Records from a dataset
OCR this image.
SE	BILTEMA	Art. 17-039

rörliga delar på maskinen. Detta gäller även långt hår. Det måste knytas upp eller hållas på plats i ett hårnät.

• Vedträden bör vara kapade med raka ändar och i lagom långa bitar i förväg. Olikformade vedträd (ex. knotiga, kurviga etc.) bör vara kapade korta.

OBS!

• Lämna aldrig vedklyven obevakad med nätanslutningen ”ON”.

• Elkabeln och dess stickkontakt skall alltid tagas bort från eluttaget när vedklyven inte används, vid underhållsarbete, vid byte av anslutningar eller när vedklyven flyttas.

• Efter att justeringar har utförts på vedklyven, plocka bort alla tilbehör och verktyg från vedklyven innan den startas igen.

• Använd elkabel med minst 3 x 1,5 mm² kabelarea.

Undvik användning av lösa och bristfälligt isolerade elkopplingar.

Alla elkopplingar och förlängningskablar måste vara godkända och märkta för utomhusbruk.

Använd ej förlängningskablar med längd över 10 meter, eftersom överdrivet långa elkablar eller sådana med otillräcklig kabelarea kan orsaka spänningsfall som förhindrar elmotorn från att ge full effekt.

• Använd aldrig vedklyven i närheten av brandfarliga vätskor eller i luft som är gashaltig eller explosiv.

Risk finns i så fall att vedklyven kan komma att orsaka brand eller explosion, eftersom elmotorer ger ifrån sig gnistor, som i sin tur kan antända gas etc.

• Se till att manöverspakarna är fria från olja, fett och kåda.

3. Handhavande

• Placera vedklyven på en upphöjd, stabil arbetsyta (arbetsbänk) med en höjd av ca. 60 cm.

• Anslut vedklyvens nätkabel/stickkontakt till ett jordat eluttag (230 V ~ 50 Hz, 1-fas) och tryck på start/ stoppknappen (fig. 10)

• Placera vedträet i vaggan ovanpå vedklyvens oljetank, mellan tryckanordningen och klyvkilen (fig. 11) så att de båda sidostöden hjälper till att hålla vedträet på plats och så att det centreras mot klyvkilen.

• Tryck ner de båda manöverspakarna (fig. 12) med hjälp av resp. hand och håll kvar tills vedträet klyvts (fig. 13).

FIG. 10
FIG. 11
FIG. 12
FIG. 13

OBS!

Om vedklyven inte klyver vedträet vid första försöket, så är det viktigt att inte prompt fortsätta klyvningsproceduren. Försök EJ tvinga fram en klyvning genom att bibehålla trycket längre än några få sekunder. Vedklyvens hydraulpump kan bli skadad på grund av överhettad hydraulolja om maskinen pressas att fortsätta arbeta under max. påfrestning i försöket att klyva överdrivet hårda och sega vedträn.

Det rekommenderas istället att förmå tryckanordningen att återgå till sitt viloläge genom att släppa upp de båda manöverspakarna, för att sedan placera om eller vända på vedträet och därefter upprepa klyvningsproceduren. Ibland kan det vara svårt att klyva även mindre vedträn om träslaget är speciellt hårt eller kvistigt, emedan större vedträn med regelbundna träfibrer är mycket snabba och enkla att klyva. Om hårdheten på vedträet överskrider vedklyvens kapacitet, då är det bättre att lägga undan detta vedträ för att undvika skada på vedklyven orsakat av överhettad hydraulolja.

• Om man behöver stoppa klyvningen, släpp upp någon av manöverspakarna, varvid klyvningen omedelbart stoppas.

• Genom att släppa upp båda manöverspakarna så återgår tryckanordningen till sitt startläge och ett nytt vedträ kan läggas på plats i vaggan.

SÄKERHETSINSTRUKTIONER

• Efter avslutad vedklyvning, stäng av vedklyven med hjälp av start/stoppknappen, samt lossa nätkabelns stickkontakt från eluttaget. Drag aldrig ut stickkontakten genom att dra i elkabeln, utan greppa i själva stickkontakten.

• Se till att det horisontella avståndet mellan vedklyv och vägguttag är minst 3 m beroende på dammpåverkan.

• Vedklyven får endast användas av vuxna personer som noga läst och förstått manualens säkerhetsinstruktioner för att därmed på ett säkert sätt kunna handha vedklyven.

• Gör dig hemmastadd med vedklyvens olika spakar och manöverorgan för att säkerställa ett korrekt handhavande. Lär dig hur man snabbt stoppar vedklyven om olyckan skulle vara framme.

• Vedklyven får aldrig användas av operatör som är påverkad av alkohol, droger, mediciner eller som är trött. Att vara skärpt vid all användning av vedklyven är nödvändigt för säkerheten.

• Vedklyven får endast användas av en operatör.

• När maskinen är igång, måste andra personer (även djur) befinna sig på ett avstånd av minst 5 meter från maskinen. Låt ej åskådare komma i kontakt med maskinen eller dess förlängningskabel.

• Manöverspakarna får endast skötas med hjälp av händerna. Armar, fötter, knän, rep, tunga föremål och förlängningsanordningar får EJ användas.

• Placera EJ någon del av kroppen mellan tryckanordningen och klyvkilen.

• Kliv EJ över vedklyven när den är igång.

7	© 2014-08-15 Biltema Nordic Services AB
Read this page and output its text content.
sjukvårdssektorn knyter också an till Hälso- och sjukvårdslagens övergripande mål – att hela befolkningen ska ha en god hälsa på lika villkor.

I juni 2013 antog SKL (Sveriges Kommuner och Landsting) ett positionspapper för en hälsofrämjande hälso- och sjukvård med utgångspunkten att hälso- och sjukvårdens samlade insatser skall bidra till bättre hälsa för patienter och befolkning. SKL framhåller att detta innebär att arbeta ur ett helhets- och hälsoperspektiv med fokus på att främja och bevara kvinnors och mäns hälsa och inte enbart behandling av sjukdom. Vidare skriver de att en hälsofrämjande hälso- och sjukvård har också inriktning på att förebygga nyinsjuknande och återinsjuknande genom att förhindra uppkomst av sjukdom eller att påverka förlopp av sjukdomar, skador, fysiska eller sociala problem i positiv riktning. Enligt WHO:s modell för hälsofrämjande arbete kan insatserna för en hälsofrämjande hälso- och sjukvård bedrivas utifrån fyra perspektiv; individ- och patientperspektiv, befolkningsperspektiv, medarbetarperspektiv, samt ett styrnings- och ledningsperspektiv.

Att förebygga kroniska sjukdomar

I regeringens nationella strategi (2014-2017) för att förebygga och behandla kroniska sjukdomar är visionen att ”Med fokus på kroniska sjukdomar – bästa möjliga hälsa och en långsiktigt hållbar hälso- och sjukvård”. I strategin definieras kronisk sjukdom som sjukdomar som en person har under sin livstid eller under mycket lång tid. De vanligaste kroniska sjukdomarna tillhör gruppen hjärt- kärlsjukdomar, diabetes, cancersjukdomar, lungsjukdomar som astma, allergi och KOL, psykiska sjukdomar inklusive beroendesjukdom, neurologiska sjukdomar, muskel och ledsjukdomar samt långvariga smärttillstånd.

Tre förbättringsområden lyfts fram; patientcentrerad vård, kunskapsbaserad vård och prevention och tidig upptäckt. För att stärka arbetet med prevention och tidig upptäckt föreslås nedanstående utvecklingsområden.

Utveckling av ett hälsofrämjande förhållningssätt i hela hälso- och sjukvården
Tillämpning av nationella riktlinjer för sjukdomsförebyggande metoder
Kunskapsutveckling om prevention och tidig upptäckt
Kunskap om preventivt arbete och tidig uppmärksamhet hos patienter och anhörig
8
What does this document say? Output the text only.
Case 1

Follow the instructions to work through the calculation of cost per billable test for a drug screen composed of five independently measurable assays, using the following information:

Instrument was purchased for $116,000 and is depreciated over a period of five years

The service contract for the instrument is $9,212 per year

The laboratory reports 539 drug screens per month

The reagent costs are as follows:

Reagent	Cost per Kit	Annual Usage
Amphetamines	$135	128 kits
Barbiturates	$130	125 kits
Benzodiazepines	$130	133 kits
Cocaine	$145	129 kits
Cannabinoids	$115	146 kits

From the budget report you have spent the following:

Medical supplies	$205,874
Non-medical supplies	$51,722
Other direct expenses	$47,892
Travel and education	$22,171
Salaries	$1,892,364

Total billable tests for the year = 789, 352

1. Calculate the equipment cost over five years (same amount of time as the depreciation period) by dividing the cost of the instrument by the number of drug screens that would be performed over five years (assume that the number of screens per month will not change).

» WHAT THE TASK ASKS
Look through the entries and return each line that has the word "eftersom" in it.

» SOLUTION
Använd ej förlängningskablar med längd över 10 meter, eftersom överdrivet långa elkablar eller sådana med otillräcklig kabelarea kan orsaka spänningsfall som förhindrar elmotorn från att ge full effekt.
Risk finns i så fall att vedklyven kan komma att orsaka brand eller explosion, eftersom elmotorer ger ifrån sig gnistor, som i sin tur kan antända gas etc.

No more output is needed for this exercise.